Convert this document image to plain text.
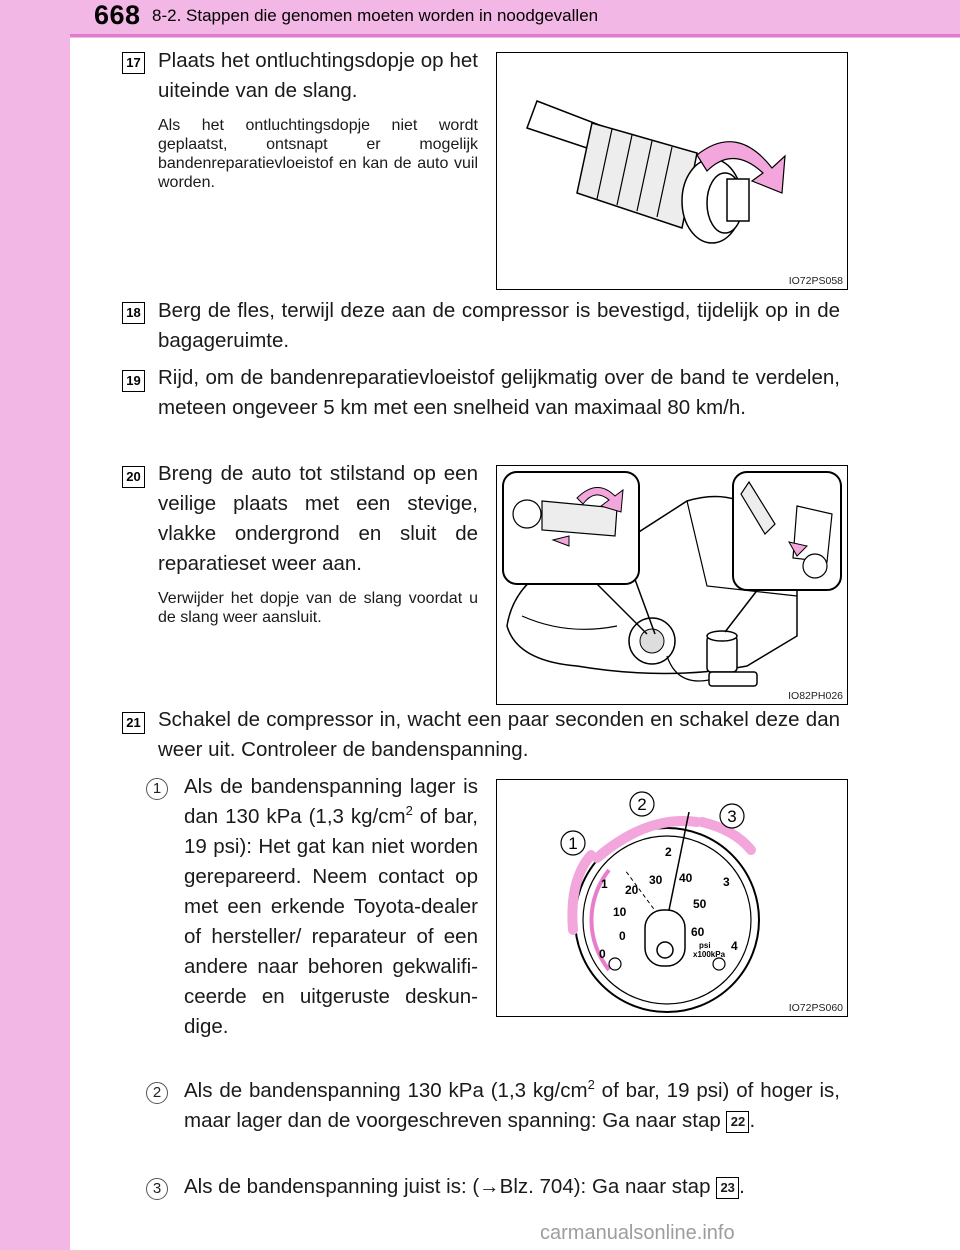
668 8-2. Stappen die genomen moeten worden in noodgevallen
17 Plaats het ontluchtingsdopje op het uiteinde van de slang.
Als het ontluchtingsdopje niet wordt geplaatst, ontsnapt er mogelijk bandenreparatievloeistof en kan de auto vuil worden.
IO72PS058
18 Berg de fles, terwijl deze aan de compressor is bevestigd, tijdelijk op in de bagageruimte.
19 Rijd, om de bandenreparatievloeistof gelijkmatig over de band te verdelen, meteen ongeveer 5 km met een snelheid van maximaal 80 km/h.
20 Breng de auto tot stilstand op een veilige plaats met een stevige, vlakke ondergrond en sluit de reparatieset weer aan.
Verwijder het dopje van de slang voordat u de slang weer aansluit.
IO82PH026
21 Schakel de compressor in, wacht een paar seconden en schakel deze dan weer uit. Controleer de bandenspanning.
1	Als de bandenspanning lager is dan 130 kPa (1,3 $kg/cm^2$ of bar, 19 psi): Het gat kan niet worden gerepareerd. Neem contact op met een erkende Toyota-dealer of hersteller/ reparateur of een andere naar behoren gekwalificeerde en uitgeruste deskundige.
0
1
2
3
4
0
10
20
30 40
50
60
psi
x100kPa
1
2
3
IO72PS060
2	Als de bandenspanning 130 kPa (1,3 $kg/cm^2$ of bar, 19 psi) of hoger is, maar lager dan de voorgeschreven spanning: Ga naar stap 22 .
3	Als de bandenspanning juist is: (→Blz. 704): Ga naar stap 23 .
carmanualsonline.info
━━━━━━━━
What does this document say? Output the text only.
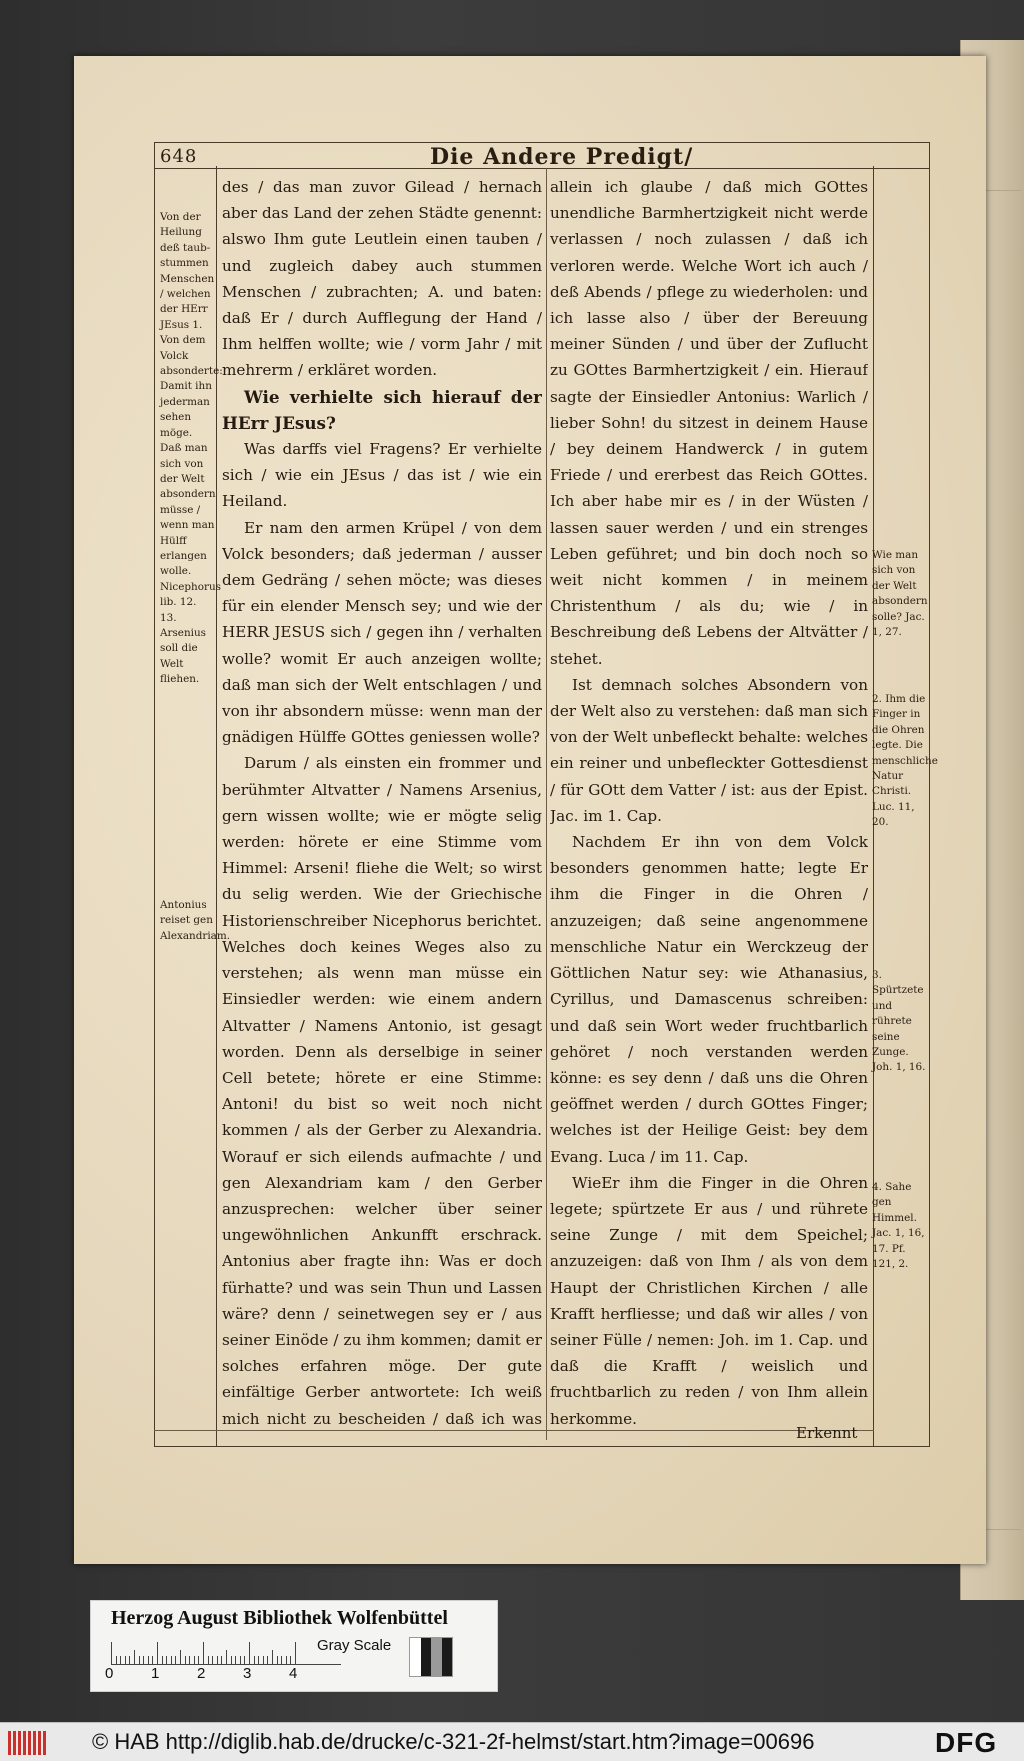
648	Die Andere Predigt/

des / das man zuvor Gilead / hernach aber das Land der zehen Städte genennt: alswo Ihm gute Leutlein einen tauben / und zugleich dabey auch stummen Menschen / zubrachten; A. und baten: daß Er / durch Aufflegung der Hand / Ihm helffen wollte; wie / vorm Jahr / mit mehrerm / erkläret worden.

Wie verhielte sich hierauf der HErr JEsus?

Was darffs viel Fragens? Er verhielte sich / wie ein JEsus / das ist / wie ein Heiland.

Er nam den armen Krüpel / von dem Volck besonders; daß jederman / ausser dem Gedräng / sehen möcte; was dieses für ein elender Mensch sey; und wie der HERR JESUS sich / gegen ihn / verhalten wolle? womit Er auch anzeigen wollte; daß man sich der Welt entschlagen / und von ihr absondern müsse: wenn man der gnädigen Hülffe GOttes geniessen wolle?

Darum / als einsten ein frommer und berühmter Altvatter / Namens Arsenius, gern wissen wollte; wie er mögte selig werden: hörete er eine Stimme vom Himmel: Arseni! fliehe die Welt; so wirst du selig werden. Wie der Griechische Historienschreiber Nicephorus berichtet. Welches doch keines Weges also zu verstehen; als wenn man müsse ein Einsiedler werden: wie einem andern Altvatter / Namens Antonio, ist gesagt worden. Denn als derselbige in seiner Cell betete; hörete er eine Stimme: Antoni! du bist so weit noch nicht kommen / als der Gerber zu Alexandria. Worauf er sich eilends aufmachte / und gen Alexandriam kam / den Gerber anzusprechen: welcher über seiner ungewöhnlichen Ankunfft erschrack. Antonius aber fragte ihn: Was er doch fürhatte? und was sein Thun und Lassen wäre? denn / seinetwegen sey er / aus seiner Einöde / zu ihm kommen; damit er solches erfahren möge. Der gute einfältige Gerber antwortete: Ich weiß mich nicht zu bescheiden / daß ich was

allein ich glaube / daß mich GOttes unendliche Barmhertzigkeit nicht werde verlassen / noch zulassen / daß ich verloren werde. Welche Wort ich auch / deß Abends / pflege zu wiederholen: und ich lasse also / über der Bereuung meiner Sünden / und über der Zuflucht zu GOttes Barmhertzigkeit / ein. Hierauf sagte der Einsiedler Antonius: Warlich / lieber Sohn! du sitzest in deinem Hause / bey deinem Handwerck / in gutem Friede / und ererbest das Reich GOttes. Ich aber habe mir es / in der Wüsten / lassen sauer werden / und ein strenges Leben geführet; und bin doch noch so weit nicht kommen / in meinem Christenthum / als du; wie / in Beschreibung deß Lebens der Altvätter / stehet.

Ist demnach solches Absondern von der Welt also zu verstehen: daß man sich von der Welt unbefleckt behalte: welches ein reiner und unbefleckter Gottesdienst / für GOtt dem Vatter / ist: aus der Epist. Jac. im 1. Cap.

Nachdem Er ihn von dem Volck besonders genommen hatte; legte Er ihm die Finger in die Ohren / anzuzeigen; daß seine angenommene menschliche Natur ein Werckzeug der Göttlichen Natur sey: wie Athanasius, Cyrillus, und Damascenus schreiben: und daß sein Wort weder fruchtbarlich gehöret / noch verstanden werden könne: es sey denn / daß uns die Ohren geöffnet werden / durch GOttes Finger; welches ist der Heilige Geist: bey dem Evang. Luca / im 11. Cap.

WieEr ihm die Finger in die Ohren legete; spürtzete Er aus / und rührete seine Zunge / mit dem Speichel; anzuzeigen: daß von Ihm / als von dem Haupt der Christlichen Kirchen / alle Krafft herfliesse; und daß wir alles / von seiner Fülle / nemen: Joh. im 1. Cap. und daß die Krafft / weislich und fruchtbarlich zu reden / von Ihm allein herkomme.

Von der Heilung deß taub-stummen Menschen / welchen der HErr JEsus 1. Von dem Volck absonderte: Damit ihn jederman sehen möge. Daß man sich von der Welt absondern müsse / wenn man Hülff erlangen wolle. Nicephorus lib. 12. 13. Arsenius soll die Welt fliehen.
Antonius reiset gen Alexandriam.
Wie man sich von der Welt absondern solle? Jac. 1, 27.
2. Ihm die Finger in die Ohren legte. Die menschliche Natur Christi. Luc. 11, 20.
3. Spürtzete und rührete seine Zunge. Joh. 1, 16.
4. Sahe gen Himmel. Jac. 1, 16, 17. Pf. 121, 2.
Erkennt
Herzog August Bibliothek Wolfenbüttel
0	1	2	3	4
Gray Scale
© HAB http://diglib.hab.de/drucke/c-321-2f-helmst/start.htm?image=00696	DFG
━━━━━━━━
If a line in the records above contains the word "compressor", count it, then give the total and nothing else.

◆ **RESPONSE BELOW**: 2